DESCRIPTION OF THE TASK → Leave out the pictures and reproduce all of the data exactly.

SUPPLIED RECORDS →
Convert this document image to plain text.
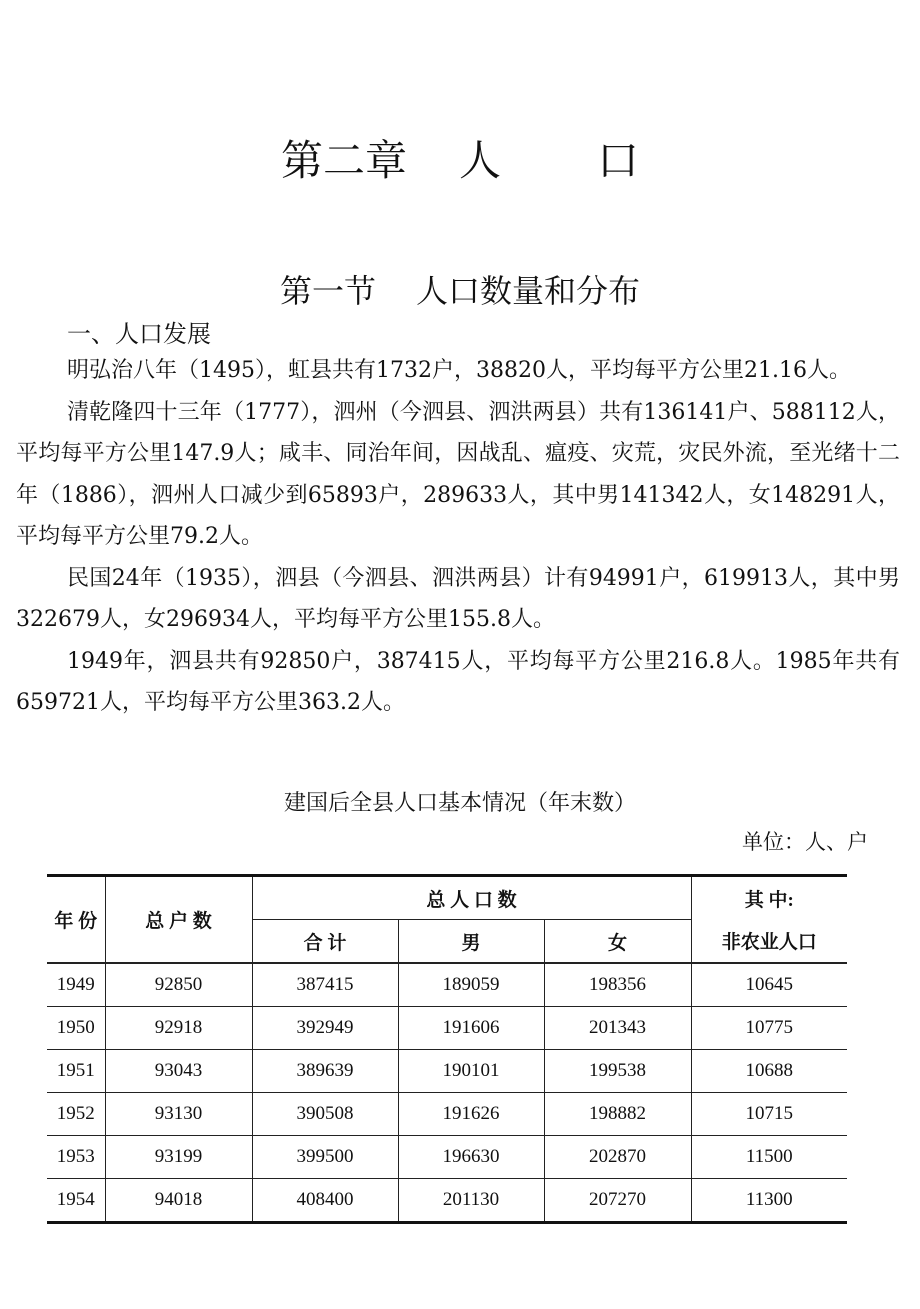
第二章 人 口
第一节 人口数量和分布
一、人口发展

明弘治八年（1495），虹县共有1732户，38820人，平均每平方公里21.16人。

清乾隆四十三年（1777），泗州（今泗县、泗洪两县）共有136141户、588112人，平均每平方公里147.9人；咸丰、同治年间，因战乱、瘟疫、灾荒，灾民外流，至光绪十二年（1886），泗州人口减少到65893户，289633人，其中男141342人，女148291人，平均每平方公里79.2人。

民国24年（1935），泗县（今泗县、泗洪两县）计有94991户，619913人，其中男322679人，女296934人，平均每平方公里155.8人。

1949年，泗县共有92850户，387415人，平均每平方公里216.8人。1985年共有659721人，平均每平方公里363.2人。

建国后全县人口基本情况（年末数）
单位：人、户
年 份	总 户 数	总 人 口 数			其 中:
		合 计	男	女	非农业人口
1949	92850	387415	189059	198356	10645
1950	92918	392949	191606	201343	10775
1951	93043	389639	190101	199538	10688
1952	93130	390508	191626	198882	10715
1953	93199	399500	196630	202870	11500
1954	94018	408400	201130	207270	11300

OUTPUT OF THE EXERCISE →
Convert this document image to plain text.
第二章 人 口
第一节 人口数量和分布
一、人口发展

明弘治八年（1495），虹县共有1732户，38820人，平均每平方公里21.16人。

清乾隆四十三年（1777），泗州（今泗县、泗洪两县）共有136141户、588112人，平均每平方公里147.9人；咸丰、同治年间，因战乱、瘟疫、灾荒，灾民外流，至光绪十二年（1886），泗州人口减少到65893户，289633人，其中男141342人，女148291人，平均每平方公里79.2人。

民国24年（1935），泗县（今泗县、泗洪两县）计有94991户，619913人，其中男322679人，女296934人，平均每平方公里155.8人。

1949年，泗县共有92850户，387415人，平均每平方公里216.8人。1985年共有659721人，平均每平方公里363.2人。

建国后全县人口基本情况（年末数）
单位：人、户
年 份	总 户 数	总 人 口 数			其 中:
		合 计	男	女	非农业人口
1949	92850	387415	189059	198356	10645
1950	92918	392949	191606	201343	10775
1951	93043	389639	190101	199538	10688
1952	93130	390508	191626	198882	10715
1953	93199	399500	196630	202870	11500
1954	94018	408400	201130	207270	11300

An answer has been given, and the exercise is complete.